§ **Activity**
An image-free, word-for-word version of the records below is to be returned.

§ **Record set**

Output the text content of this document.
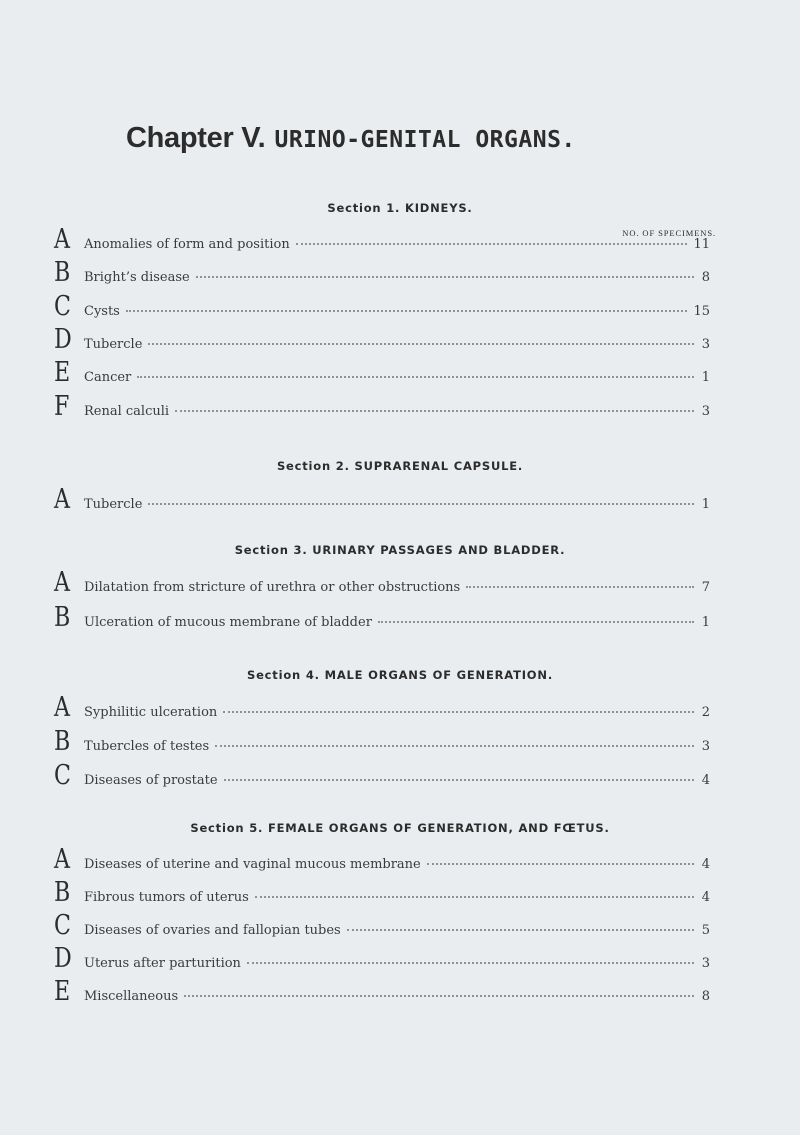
Chapter V. URINO-GENITAL ORGANS.
NO. OF SPECIMENS.
Section 1. KIDNEYS.
A Anomalies of form and position	11
B Bright’s disease	8
C Cysts	15
D Tubercle	3
E Cancer	1
F Renal calculi	3
Section 2. SUPRARENAL CAPSULE.
A Tubercle	1
Section 3. URINARY PASSAGES AND BLADDER.
A Dilatation from stricture of urethra or other obstructions	7
B Ulceration of mucous membrane of bladder	1
Section 4. MALE ORGANS OF GENERATION.
A Syphilitic ulceration	2
B Tubercles of testes	3
C Diseases of prostate	4
Section 5. FEMALE ORGANS OF GENERATION, AND FŒTUS.
A Diseases of uterine and vaginal mucous membrane	4
B Fibrous tumors of uterus	4
C Diseases of ovaries and fallopian tubes	5
D Uterus after parturition	3
E Miscellaneous	8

§ **Solution**
Output the text content of this document.
Chapter V. URINO-GENITAL ORGANS.
NO. OF SPECIMENS.
Section 1. KIDNEYS.
A Anomalies of form and position	11
B Bright’s disease	8
C Cysts	15
D Tubercle	3
E Cancer	1
F Renal calculi	3
Section 2. SUPRARENAL CAPSULE.
A Tubercle	1
Section 3. URINARY PASSAGES AND BLADDER.
A Dilatation from stricture of urethra or other obstructions	7
B Ulceration of mucous membrane of bladder	1
Section 4. MALE ORGANS OF GENERATION.
A Syphilitic ulceration	2
B Tubercles of testes	3
C Diseases of prostate	4
Section 5. FEMALE ORGANS OF GENERATION, AND FŒTUS.
A Diseases of uterine and vaginal mucous membrane	4
B Fibrous tumors of uterus	4
C Diseases of ovaries and fallopian tubes	5
D Uterus after parturition	3
E Miscellaneous	8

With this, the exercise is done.